§ Task objective:
How many lines of the material below contain the string "boxes" with the same capitalization? Give only the number.

— start of Raw data —

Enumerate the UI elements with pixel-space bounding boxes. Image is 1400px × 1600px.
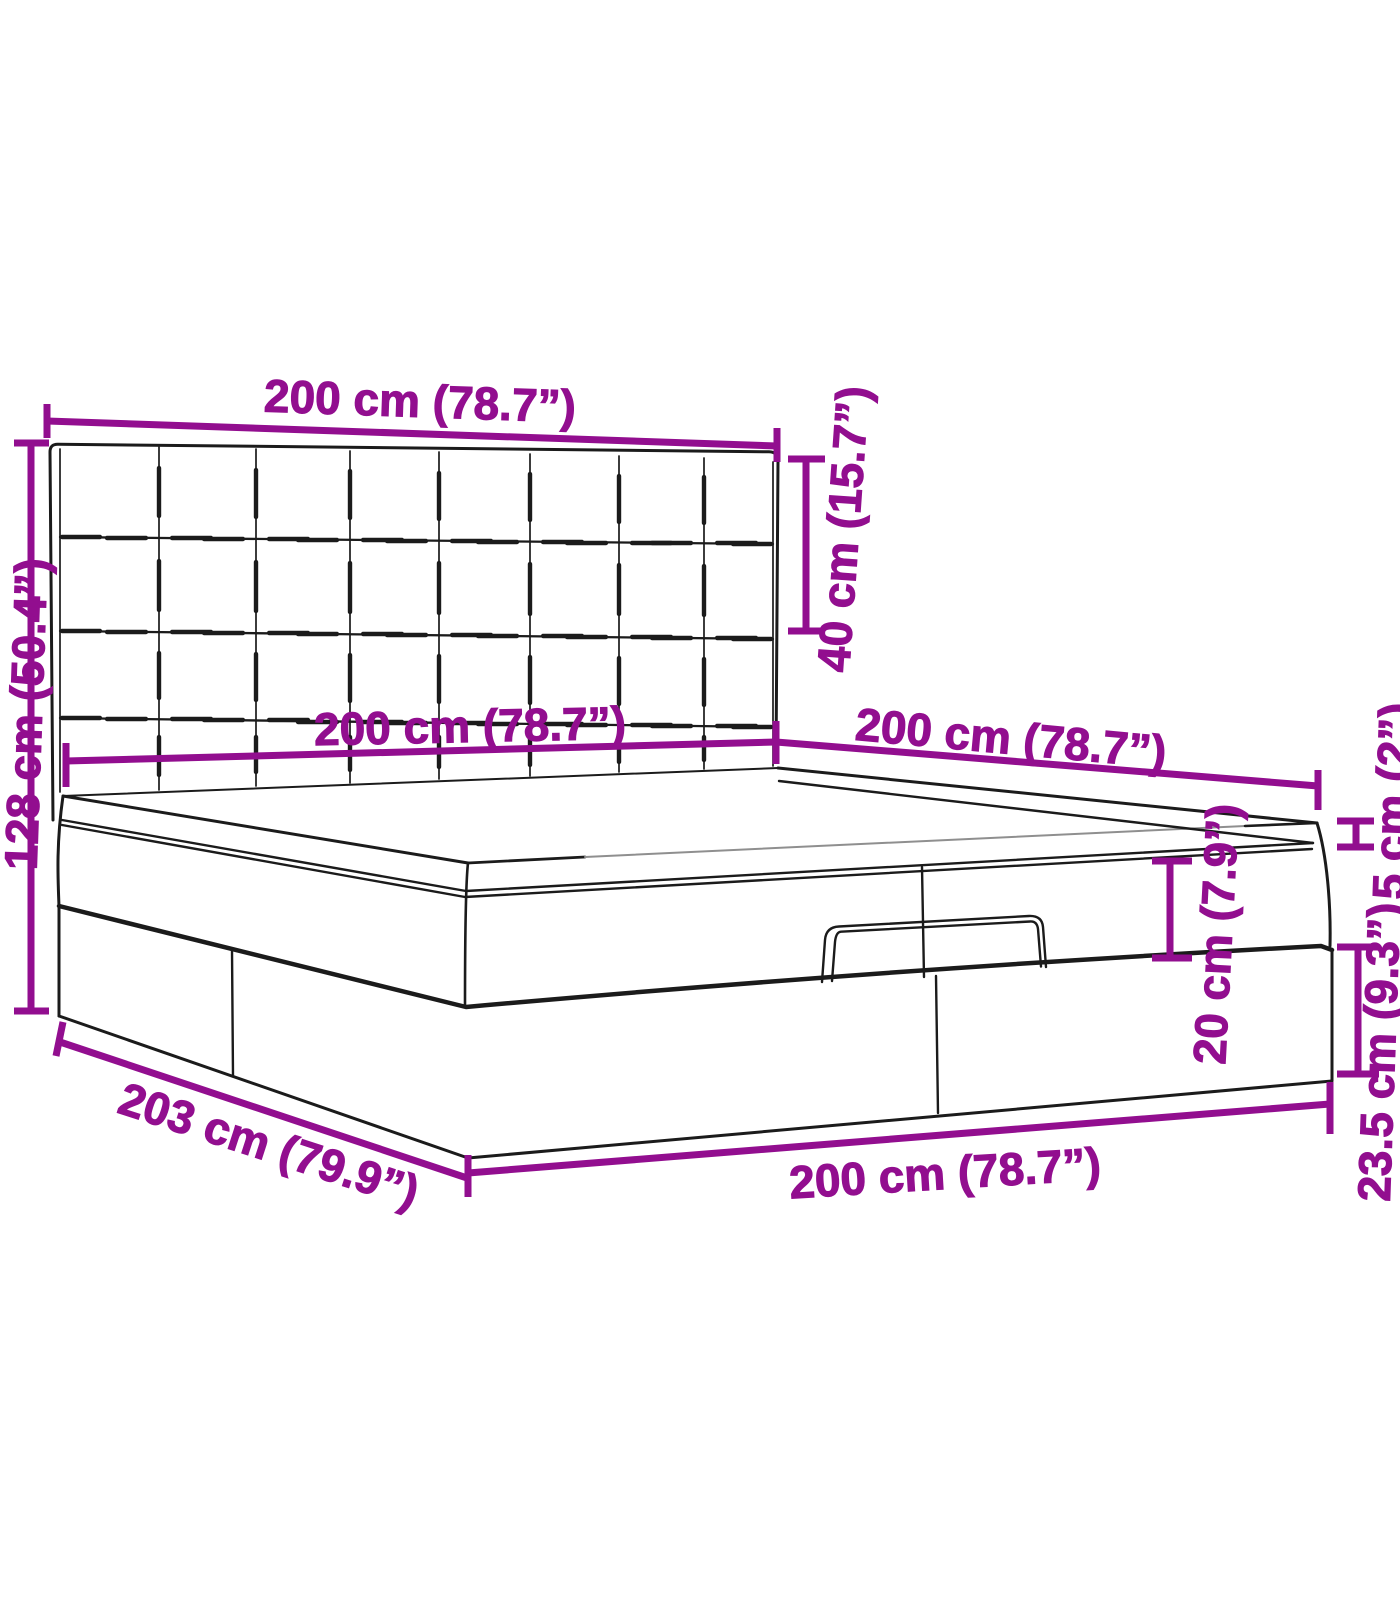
svg-text:5 cm (2”): 5 cm (2”) (1363, 702, 1400, 901)
svg-text:200 cm (78.7”): 200 cm (78.7”) (263, 370, 577, 433)
svg-text:200 cm (78.7”): 200 cm (78.7”) (314, 697, 627, 756)
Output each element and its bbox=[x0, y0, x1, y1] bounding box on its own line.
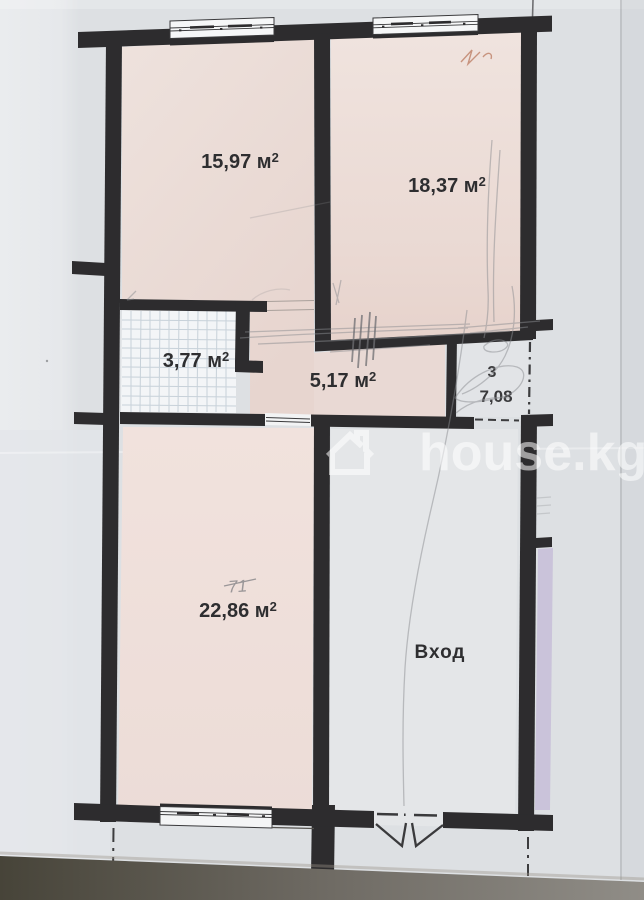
svg-text:3,77 м2: 3,77 м2 bbox=[163, 349, 230, 372]
svg-text:7,08: 7,08 bbox=[479, 387, 512, 406]
svg-text:71: 71 bbox=[227, 576, 247, 596]
svg-text:18,37 м2: 18,37 м2 bbox=[408, 174, 486, 197]
svg-text:house.kg: house.kg bbox=[419, 424, 644, 482]
svg-text:3: 3 bbox=[488, 364, 497, 381]
svg-text:22,86 м2: 22,86 м2 bbox=[199, 599, 277, 622]
svg-text:15,97 м2: 15,97 м2 bbox=[201, 150, 279, 173]
svg-text:5,17 м2: 5,17 м2 bbox=[310, 369, 377, 392]
svg-text:Вход: Вход bbox=[415, 642, 466, 663]
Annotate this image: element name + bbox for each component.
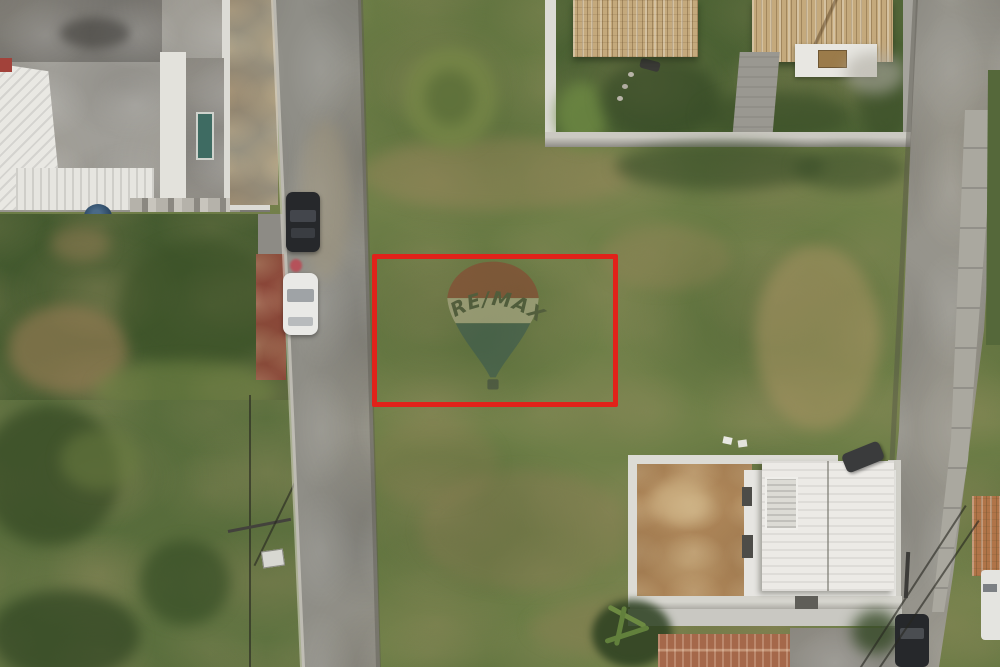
corrugated-section <box>765 477 798 530</box>
debris-speck <box>738 439 748 447</box>
white-building-wall <box>160 52 186 210</box>
bush-cluster <box>140 540 230 625</box>
terracotta-roof-house-a <box>573 0 698 57</box>
power-line <box>249 395 251 667</box>
dirt-patch <box>755 245 880 430</box>
dirt-patch <box>600 225 730 290</box>
garden-bare-soil <box>50 226 110 262</box>
gray-wall <box>258 214 284 258</box>
boundary-wall <box>545 0 556 140</box>
dirt-patch <box>368 420 498 505</box>
car-windshield <box>290 210 316 222</box>
bush-cluster <box>425 70 475 125</box>
car-rear-window <box>291 228 315 238</box>
teal-window <box>196 112 214 160</box>
terracotta-roof-bottom <box>658 634 793 667</box>
white-van <box>981 570 1000 640</box>
terracotta-roof-right <box>972 496 1000 576</box>
property-boundary-highlight <box>372 254 618 407</box>
van-window <box>983 584 997 592</box>
concrete-driveway <box>732 52 780 138</box>
grass-light-patch <box>60 430 140 490</box>
wood-panel <box>818 50 847 68</box>
yard-clutter <box>130 198 230 212</box>
dirt-light-patch <box>650 480 710 525</box>
roof-ridge <box>827 461 829 591</box>
lot-wall-left <box>628 455 637 607</box>
yard-clutter <box>845 52 905 94</box>
red-object <box>0 58 12 72</box>
dirt-patch <box>362 138 632 210</box>
stepping-stone <box>628 72 634 77</box>
black-car <box>286 192 320 252</box>
car-rear-window <box>288 317 313 326</box>
window-opening <box>742 535 753 558</box>
aerial-photo: RE/MAX <box>0 0 1000 667</box>
window-opening <box>742 487 752 506</box>
pole-transformer-box <box>261 549 285 569</box>
stepping-stone <box>622 84 628 89</box>
pink-object <box>290 259 302 272</box>
shrub-row <box>615 142 825 190</box>
road-shoulder <box>230 0 278 205</box>
stepping-stone <box>617 96 623 101</box>
white-car <box>283 273 318 335</box>
concrete-stain <box>60 18 130 48</box>
brick-wall <box>256 254 286 380</box>
car-windshield <box>287 289 314 302</box>
shrub-row <box>795 148 905 190</box>
parked-dark-car <box>895 614 929 667</box>
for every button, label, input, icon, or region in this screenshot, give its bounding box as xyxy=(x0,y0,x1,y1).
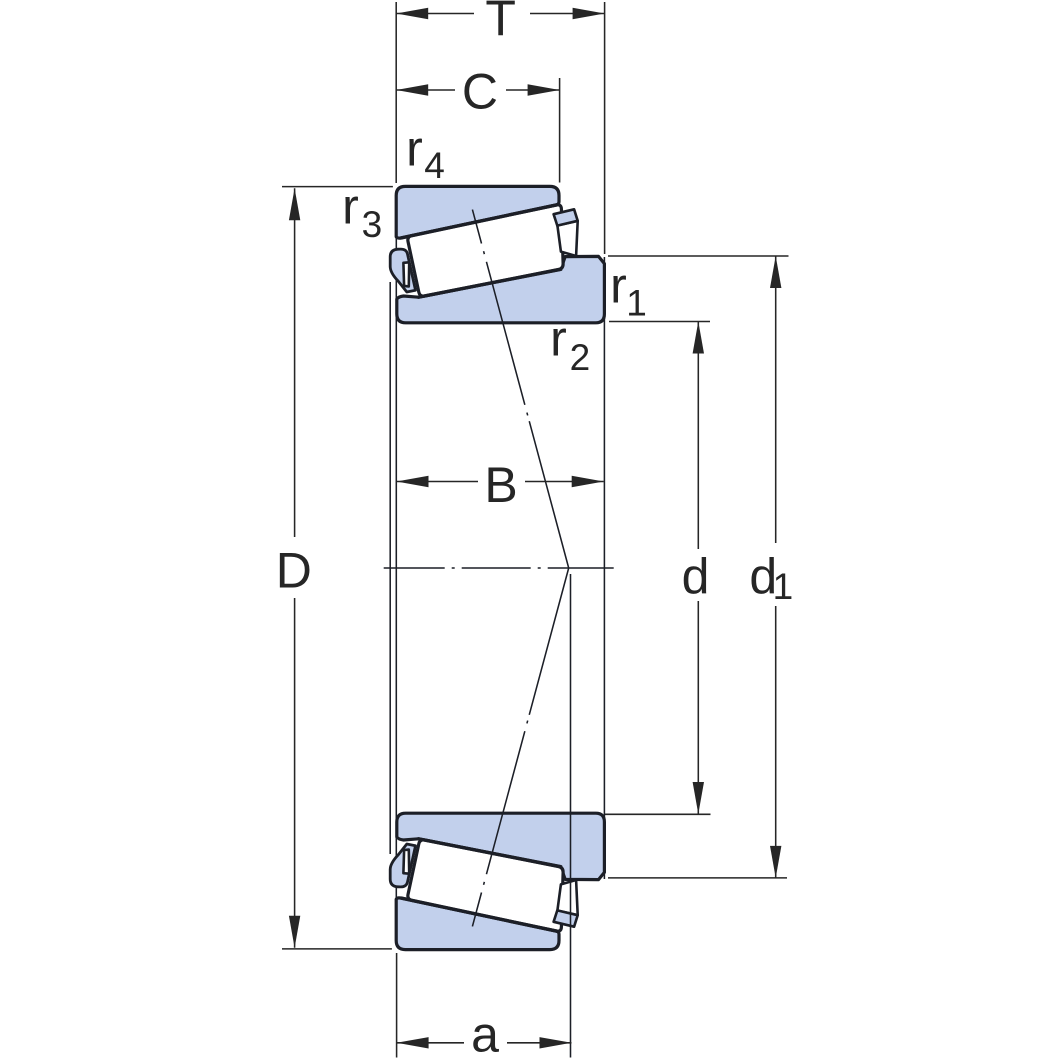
svg-text:B: B xyxy=(484,457,517,513)
svg-text:r: r xyxy=(342,179,359,235)
svg-text:D: D xyxy=(276,543,312,599)
svg-text:3: 3 xyxy=(362,204,383,245)
svg-text:C: C xyxy=(462,63,498,119)
svg-text:r: r xyxy=(550,311,567,367)
svg-text:a: a xyxy=(471,1007,499,1063)
svg-text:2: 2 xyxy=(570,337,591,378)
svg-text:1: 1 xyxy=(626,283,647,324)
svg-text:4: 4 xyxy=(424,145,445,186)
svg-text:1: 1 xyxy=(773,566,794,607)
svg-text:d: d xyxy=(682,548,710,604)
svg-text:T: T xyxy=(485,0,516,46)
svg-text:r: r xyxy=(610,258,627,314)
svg-text:r: r xyxy=(406,121,423,177)
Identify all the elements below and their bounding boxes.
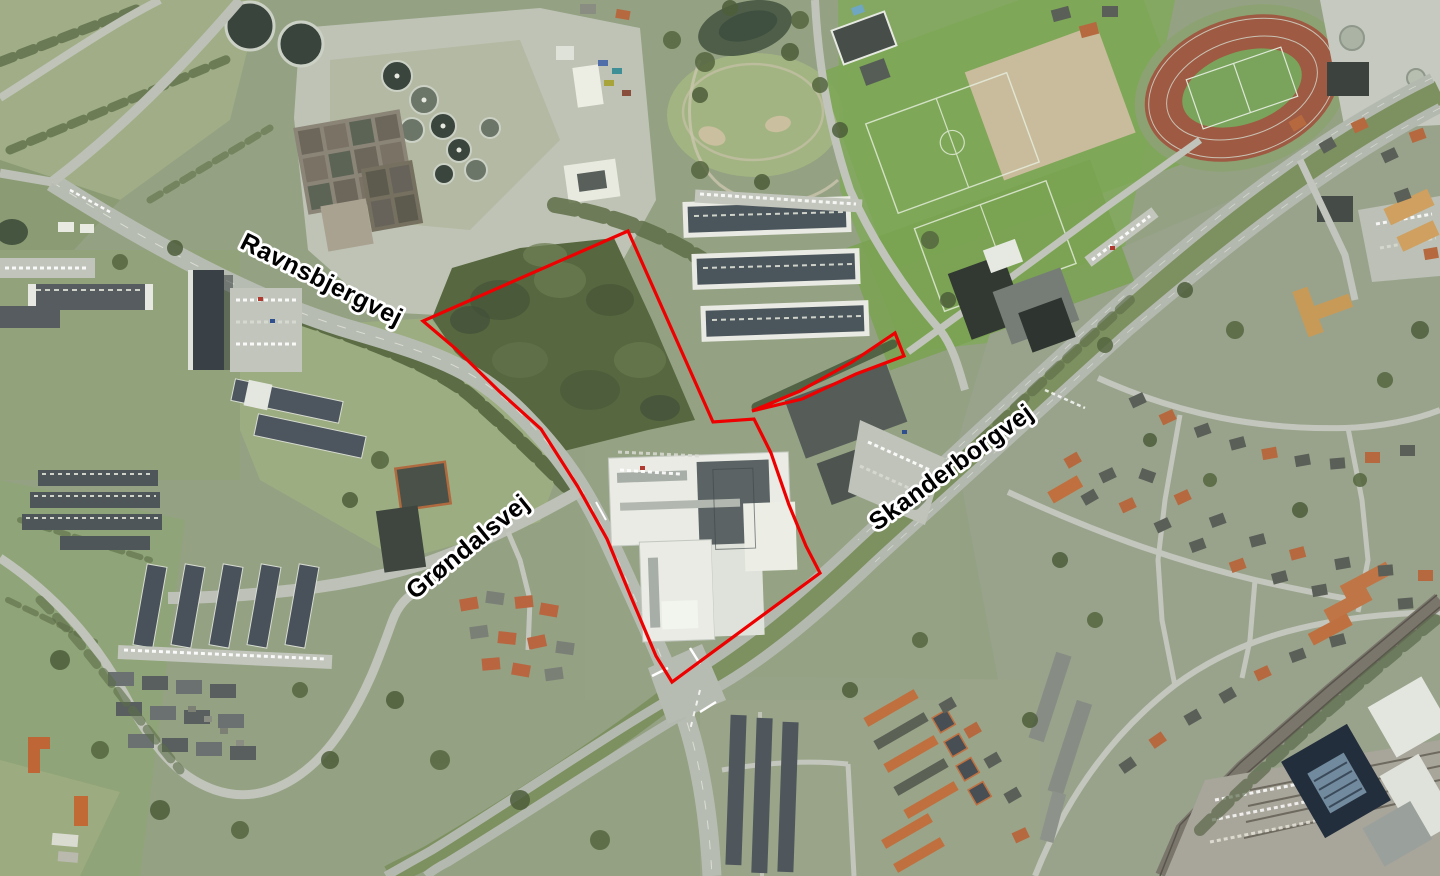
filter-beds <box>361 160 423 232</box>
aerial-map-viewport: Ravnsbjergvej Grøndalsvej Skanderborgvej <box>0 0 1440 876</box>
aerial-map: Ravnsbjergvej Grøndalsvej Skanderborgvej <box>0 0 1440 876</box>
apartment-rows <box>682 196 869 342</box>
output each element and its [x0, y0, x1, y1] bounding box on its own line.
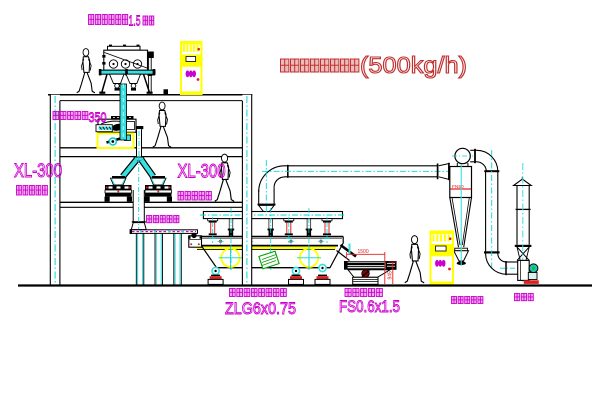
- svg-text:(500kg/h): (500kg/h): [360, 52, 467, 78]
- svg-text:XL-300: XL-300: [14, 160, 62, 182]
- svg-text:XL-300: XL-300: [178, 161, 226, 183]
- svg-text:1500: 1500: [358, 249, 369, 255]
- svg-text:945: 945: [387, 271, 393, 280]
- svg-text:1.5: 1.5: [129, 13, 141, 30]
- svg-text:ZLG6x0.75: ZLG6x0.75: [225, 299, 296, 318]
- svg-text:FS0.6x1.5: FS0.6x1.5: [339, 297, 400, 316]
- svg-text:350: 350: [89, 109, 107, 125]
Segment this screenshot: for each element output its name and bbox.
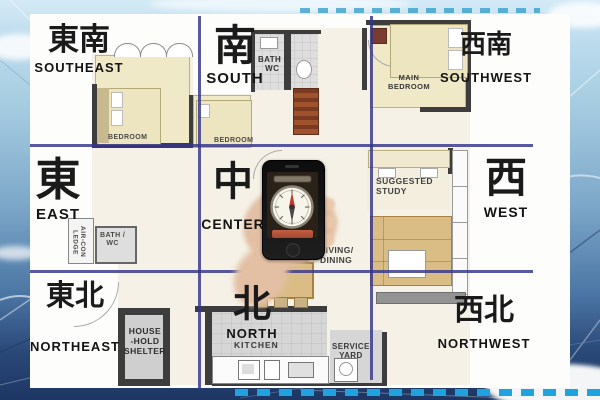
northwest-chinese: 西北	[454, 296, 514, 326]
direction-label-west: 西 WEST	[480, 158, 532, 220]
southeast-english: SOUTHEAST	[34, 60, 123, 75]
phone-speaker	[285, 165, 299, 168]
sink-icon	[288, 362, 314, 378]
window-strip	[452, 150, 468, 300]
direction-label-center: 中 CENTER	[202, 162, 264, 232]
compass-app-banner	[272, 230, 313, 238]
compass-heading-readout	[274, 176, 311, 182]
study-desk	[368, 150, 450, 168]
west-chinese: 西	[485, 158, 527, 200]
room-label-kitchen: KITCHEN	[234, 341, 279, 351]
feng-shui-floor-plan-image: BEDROOM BEDROOM BATH / WC MAIN BEDROOM S…	[0, 0, 600, 400]
wall-segment	[362, 28, 367, 90]
coffee-table	[388, 250, 426, 278]
wall-segment	[205, 312, 212, 385]
direction-label-northeast: 東北 NORTHEAST	[28, 282, 122, 354]
washing-machine-drum	[339, 362, 353, 376]
northwest-english: NORTHWEST	[438, 336, 531, 351]
pillow	[111, 110, 123, 126]
wall-segment	[420, 107, 470, 112]
phone-home-button	[286, 243, 300, 257]
dining-chair	[294, 297, 308, 308]
room-label-suggested-study: SUGGESTED STUDY	[376, 177, 433, 197]
dashed-line-top	[300, 8, 540, 13]
compass-dial-icon	[270, 185, 314, 229]
direction-label-east: 東 EAST	[30, 158, 86, 223]
north-english: NORTH	[226, 326, 277, 341]
room-label-household-shelter: HOUSE -HOLD SHELTER	[124, 327, 166, 356]
center-chinese: 中	[213, 162, 253, 202]
north-chinese: 北	[233, 286, 271, 324]
toilet-icon	[296, 60, 312, 79]
direction-label-south: 南 SOUTH	[200, 26, 270, 87]
room-label-service-yard: SERVICE YARD	[332, 342, 370, 360]
northeast-chinese: 東北	[46, 282, 104, 311]
direction-label-southeast: 東南 SOUTHEAST	[34, 24, 124, 75]
dashed-line-bottom	[235, 389, 600, 396]
east-english: EAST	[36, 206, 80, 223]
wall-segment	[189, 95, 193, 148]
southeast-chinese: 東南	[48, 24, 110, 55]
grid-line-horizontal-upper	[30, 144, 533, 147]
room-label-bedroom-1: BEDROOM	[108, 134, 147, 142]
east-chinese: 東	[35, 158, 80, 203]
room-label-main-bedroom: MAIN BEDROOM	[388, 74, 430, 91]
south-chinese: 南	[214, 26, 256, 68]
south-english: SOUTH	[206, 70, 264, 87]
stove-burners	[242, 364, 254, 374]
staircase	[293, 88, 319, 135]
west-english: WEST	[484, 204, 528, 220]
room-label-bath-wc-lower: BATH / WC	[100, 232, 125, 248]
northeast-english: NORTHEAST	[30, 339, 120, 354]
room-label-aircon-ledge: AIR-CON LEDGE	[71, 221, 86, 263]
direction-label-southwest: 西南 SOUTHWEST	[438, 32, 534, 85]
southwest-chinese: 西南	[460, 32, 512, 58]
pillow	[111, 92, 123, 108]
center-english: CENTER	[201, 216, 265, 232]
southwest-english: SOUTHWEST	[440, 70, 532, 85]
grid-line-vertical-right	[370, 16, 373, 380]
wall-segment	[382, 332, 387, 384]
direction-label-northwest: 西北 NORTHWEST	[434, 296, 534, 351]
kitchen-appliance	[264, 360, 280, 380]
direction-label-north: 北 NORTH	[224, 286, 280, 341]
wardrobe	[371, 28, 387, 44]
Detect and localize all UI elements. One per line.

— end of Raw data —

§ Finished task:
2